Instructions for the task ▸ Below is some material; set it all down exactly, apart from the pictures.

Data to process ▸

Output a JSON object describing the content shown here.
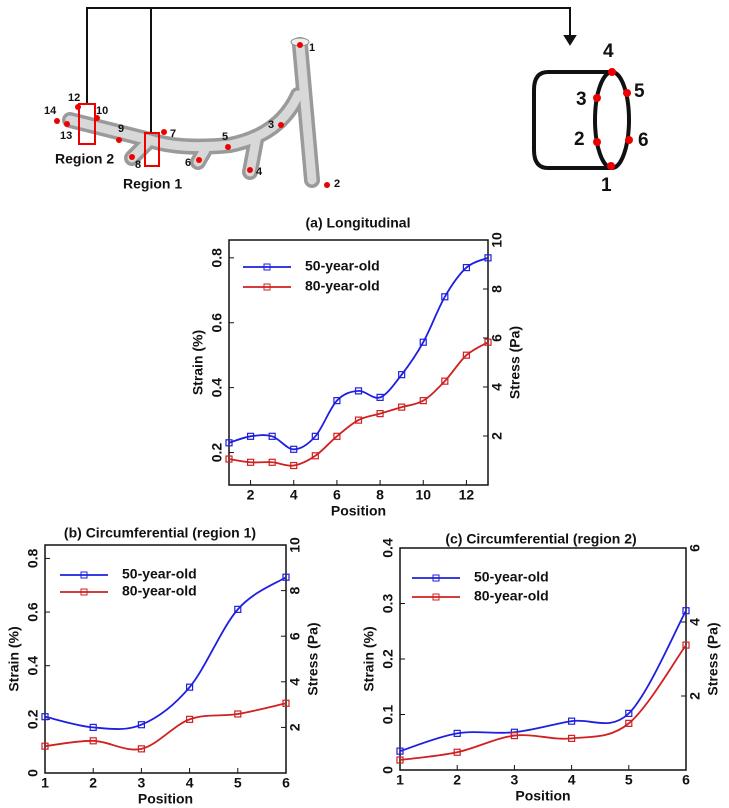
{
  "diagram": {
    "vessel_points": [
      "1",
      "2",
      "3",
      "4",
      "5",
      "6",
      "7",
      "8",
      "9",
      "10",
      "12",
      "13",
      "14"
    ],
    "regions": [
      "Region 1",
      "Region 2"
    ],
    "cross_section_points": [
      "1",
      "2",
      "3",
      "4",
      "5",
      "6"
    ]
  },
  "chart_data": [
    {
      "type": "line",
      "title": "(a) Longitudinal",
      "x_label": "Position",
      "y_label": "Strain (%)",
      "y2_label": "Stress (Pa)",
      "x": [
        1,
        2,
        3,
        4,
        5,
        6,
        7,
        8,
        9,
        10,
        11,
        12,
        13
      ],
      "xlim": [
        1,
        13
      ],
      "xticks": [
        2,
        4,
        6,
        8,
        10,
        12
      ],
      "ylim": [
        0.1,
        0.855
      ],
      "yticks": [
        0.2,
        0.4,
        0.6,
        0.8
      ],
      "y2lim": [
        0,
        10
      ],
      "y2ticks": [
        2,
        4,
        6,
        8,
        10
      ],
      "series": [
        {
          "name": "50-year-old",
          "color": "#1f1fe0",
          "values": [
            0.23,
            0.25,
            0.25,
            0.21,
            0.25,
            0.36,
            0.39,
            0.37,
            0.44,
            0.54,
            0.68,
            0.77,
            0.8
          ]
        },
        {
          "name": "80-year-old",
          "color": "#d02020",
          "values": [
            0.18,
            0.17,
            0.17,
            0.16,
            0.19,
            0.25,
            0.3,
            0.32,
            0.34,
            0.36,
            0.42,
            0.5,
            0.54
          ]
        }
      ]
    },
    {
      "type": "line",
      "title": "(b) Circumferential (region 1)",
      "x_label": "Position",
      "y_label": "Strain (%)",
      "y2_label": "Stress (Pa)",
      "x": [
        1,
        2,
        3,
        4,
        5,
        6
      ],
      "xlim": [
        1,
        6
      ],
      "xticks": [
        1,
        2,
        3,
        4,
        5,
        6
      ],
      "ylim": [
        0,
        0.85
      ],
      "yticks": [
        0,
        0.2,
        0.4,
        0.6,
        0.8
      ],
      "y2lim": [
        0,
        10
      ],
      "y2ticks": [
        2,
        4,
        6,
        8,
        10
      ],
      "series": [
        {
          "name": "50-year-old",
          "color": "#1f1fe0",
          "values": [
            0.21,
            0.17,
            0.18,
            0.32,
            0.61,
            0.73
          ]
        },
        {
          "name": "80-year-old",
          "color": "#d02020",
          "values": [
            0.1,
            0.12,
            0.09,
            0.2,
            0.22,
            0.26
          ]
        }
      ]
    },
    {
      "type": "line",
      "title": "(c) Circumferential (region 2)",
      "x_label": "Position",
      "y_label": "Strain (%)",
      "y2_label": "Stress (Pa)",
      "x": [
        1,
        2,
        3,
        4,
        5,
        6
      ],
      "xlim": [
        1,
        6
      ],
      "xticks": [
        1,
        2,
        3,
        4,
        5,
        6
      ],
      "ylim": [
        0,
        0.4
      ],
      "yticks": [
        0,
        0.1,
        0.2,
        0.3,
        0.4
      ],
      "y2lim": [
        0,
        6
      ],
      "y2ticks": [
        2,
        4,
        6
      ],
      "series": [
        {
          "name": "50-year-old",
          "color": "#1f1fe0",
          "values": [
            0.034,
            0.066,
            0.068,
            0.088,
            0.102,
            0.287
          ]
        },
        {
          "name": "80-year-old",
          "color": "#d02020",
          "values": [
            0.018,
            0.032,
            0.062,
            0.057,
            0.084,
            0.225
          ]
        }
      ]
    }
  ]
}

The result ▸
Output a JSON object describing the content shown here.
{
  "diagram": {
    "vessel_points": [
      "1",
      "2",
      "3",
      "4",
      "5",
      "6",
      "7",
      "8",
      "9",
      "10",
      "12",
      "13",
      "14"
    ],
    "regions": [
      "Region 1",
      "Region 2"
    ],
    "cross_section_points": [
      "1",
      "2",
      "3",
      "4",
      "5",
      "6"
    ]
  },
  "chart_data": [
    {
      "type": "line",
      "title": "(a) Longitudinal",
      "x_label": "Position",
      "y_label": "Strain (%)",
      "y2_label": "Stress (Pa)",
      "x": [
        1,
        2,
        3,
        4,
        5,
        6,
        7,
        8,
        9,
        10,
        11,
        12,
        13
      ],
      "xlim": [
        1,
        13
      ],
      "xticks": [
        2,
        4,
        6,
        8,
        10,
        12
      ],
      "ylim": [
        0.1,
        0.855
      ],
      "yticks": [
        0.2,
        0.4,
        0.6,
        0.8
      ],
      "y2lim": [
        0,
        10
      ],
      "y2ticks": [
        2,
        4,
        6,
        8,
        10
      ],
      "series": [
        {
          "name": "50-year-old",
          "color": "#1f1fe0",
          "values": [
            0.23,
            0.25,
            0.25,
            0.21,
            0.25,
            0.36,
            0.39,
            0.37,
            0.44,
            0.54,
            0.68,
            0.77,
            0.8
          ]
        },
        {
          "name": "80-year-old",
          "color": "#d02020",
          "values": [
            0.18,
            0.17,
            0.17,
            0.16,
            0.19,
            0.25,
            0.3,
            0.32,
            0.34,
            0.36,
            0.42,
            0.5,
            0.54
          ]
        }
      ]
    },
    {
      "type": "line",
      "title": "(b) Circumferential (region 1)",
      "x_label": "Position",
      "y_label": "Strain (%)",
      "y2_label": "Stress (Pa)",
      "x": [
        1,
        2,
        3,
        4,
        5,
        6
      ],
      "xlim": [
        1,
        6
      ],
      "xticks": [
        1,
        2,
        3,
        4,
        5,
        6
      ],
      "ylim": [
        0,
        0.85
      ],
      "yticks": [
        0,
        0.2,
        0.4,
        0.6,
        0.8
      ],
      "y2lim": [
        0,
        10
      ],
      "y2ticks": [
        2,
        4,
        6,
        8,
        10
      ],
      "series": [
        {
          "name": "50-year-old",
          "color": "#1f1fe0",
          "values": [
            0.21,
            0.17,
            0.18,
            0.32,
            0.61,
            0.73
          ]
        },
        {
          "name": "80-year-old",
          "color": "#d02020",
          "values": [
            0.1,
            0.12,
            0.09,
            0.2,
            0.22,
            0.26
          ]
        }
      ]
    },
    {
      "type": "line",
      "title": "(c) Circumferential (region 2)",
      "x_label": "Position",
      "y_label": "Strain (%)",
      "y2_label": "Stress (Pa)",
      "x": [
        1,
        2,
        3,
        4,
        5,
        6
      ],
      "xlim": [
        1,
        6
      ],
      "xticks": [
        1,
        2,
        3,
        4,
        5,
        6
      ],
      "ylim": [
        0,
        0.4
      ],
      "yticks": [
        0,
        0.1,
        0.2,
        0.3,
        0.4
      ],
      "y2lim": [
        0,
        6
      ],
      "y2ticks": [
        2,
        4,
        6
      ],
      "series": [
        {
          "name": "50-year-old",
          "color": "#1f1fe0",
          "values": [
            0.034,
            0.066,
            0.068,
            0.088,
            0.102,
            0.287
          ]
        },
        {
          "name": "80-year-old",
          "color": "#d02020",
          "values": [
            0.018,
            0.032,
            0.062,
            0.057,
            0.084,
            0.225
          ]
        }
      ]
    }
  ]
}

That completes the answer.